[Excerpts from a figure dataset]
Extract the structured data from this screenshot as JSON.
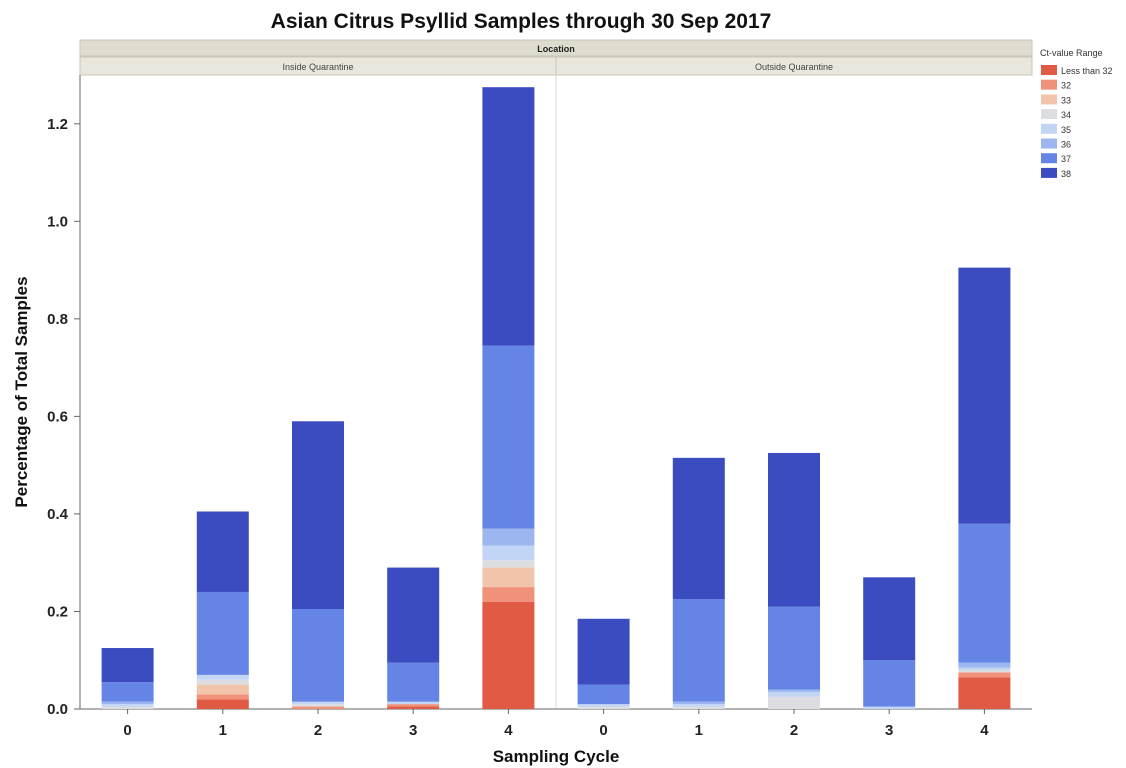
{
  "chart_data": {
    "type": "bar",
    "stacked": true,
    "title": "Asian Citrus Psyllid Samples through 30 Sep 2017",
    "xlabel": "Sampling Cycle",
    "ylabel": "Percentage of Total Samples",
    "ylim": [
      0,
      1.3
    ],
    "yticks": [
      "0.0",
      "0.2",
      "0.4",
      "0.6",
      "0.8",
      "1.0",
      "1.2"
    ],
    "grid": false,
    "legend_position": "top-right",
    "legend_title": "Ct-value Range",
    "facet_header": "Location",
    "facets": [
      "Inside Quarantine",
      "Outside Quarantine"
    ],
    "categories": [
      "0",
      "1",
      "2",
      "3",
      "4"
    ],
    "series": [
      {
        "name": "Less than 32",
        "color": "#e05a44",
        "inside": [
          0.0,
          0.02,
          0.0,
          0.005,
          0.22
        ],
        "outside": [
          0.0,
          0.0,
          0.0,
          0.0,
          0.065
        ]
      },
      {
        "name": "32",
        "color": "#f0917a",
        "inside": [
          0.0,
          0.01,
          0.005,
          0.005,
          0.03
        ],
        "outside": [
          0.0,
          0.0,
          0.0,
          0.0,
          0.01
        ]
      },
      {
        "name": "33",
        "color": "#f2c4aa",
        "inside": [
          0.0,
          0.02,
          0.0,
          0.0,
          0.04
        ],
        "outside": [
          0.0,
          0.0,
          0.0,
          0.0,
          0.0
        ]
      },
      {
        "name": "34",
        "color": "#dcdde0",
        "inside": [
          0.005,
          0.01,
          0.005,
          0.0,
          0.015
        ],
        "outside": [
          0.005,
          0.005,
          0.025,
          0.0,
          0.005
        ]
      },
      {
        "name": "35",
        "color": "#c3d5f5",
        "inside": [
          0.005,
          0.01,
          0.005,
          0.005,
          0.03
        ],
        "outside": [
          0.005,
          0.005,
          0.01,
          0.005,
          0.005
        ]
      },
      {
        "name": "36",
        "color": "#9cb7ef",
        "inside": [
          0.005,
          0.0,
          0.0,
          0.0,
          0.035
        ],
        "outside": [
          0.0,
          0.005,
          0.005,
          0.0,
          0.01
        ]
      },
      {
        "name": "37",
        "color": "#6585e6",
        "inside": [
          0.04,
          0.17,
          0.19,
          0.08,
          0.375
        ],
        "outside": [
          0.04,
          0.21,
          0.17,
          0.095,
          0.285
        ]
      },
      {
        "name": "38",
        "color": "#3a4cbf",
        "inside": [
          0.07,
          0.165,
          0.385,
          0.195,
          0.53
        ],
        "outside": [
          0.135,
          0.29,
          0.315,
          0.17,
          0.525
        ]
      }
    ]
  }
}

## Given task
Without including any picture, retype the entries exactly.

## Complete response
Extract the structured data from this screenshot as JSON.
{
  "chart_data": {
    "type": "bar",
    "stacked": true,
    "title": "Asian Citrus Psyllid Samples through 30 Sep 2017",
    "xlabel": "Sampling Cycle",
    "ylabel": "Percentage of Total Samples",
    "ylim": [
      0,
      1.3
    ],
    "yticks": [
      "0.0",
      "0.2",
      "0.4",
      "0.6",
      "0.8",
      "1.0",
      "1.2"
    ],
    "grid": false,
    "legend_position": "top-right",
    "legend_title": "Ct-value Range",
    "facet_header": "Location",
    "facets": [
      "Inside Quarantine",
      "Outside Quarantine"
    ],
    "categories": [
      "0",
      "1",
      "2",
      "3",
      "4"
    ],
    "series": [
      {
        "name": "Less than 32",
        "color": "#e05a44",
        "inside": [
          0.0,
          0.02,
          0.0,
          0.005,
          0.22
        ],
        "outside": [
          0.0,
          0.0,
          0.0,
          0.0,
          0.065
        ]
      },
      {
        "name": "32",
        "color": "#f0917a",
        "inside": [
          0.0,
          0.01,
          0.005,
          0.005,
          0.03
        ],
        "outside": [
          0.0,
          0.0,
          0.0,
          0.0,
          0.01
        ]
      },
      {
        "name": "33",
        "color": "#f2c4aa",
        "inside": [
          0.0,
          0.02,
          0.0,
          0.0,
          0.04
        ],
        "outside": [
          0.0,
          0.0,
          0.0,
          0.0,
          0.0
        ]
      },
      {
        "name": "34",
        "color": "#dcdde0",
        "inside": [
          0.005,
          0.01,
          0.005,
          0.0,
          0.015
        ],
        "outside": [
          0.005,
          0.005,
          0.025,
          0.0,
          0.005
        ]
      },
      {
        "name": "35",
        "color": "#c3d5f5",
        "inside": [
          0.005,
          0.01,
          0.005,
          0.005,
          0.03
        ],
        "outside": [
          0.005,
          0.005,
          0.01,
          0.005,
          0.005
        ]
      },
      {
        "name": "36",
        "color": "#9cb7ef",
        "inside": [
          0.005,
          0.0,
          0.0,
          0.0,
          0.035
        ],
        "outside": [
          0.0,
          0.005,
          0.005,
          0.0,
          0.01
        ]
      },
      {
        "name": "37",
        "color": "#6585e6",
        "inside": [
          0.04,
          0.17,
          0.19,
          0.08,
          0.375
        ],
        "outside": [
          0.04,
          0.21,
          0.17,
          0.095,
          0.285
        ]
      },
      {
        "name": "38",
        "color": "#3a4cbf",
        "inside": [
          0.07,
          0.165,
          0.385,
          0.195,
          0.53
        ],
        "outside": [
          0.135,
          0.29,
          0.315,
          0.17,
          0.525
        ]
      }
    ]
  }
}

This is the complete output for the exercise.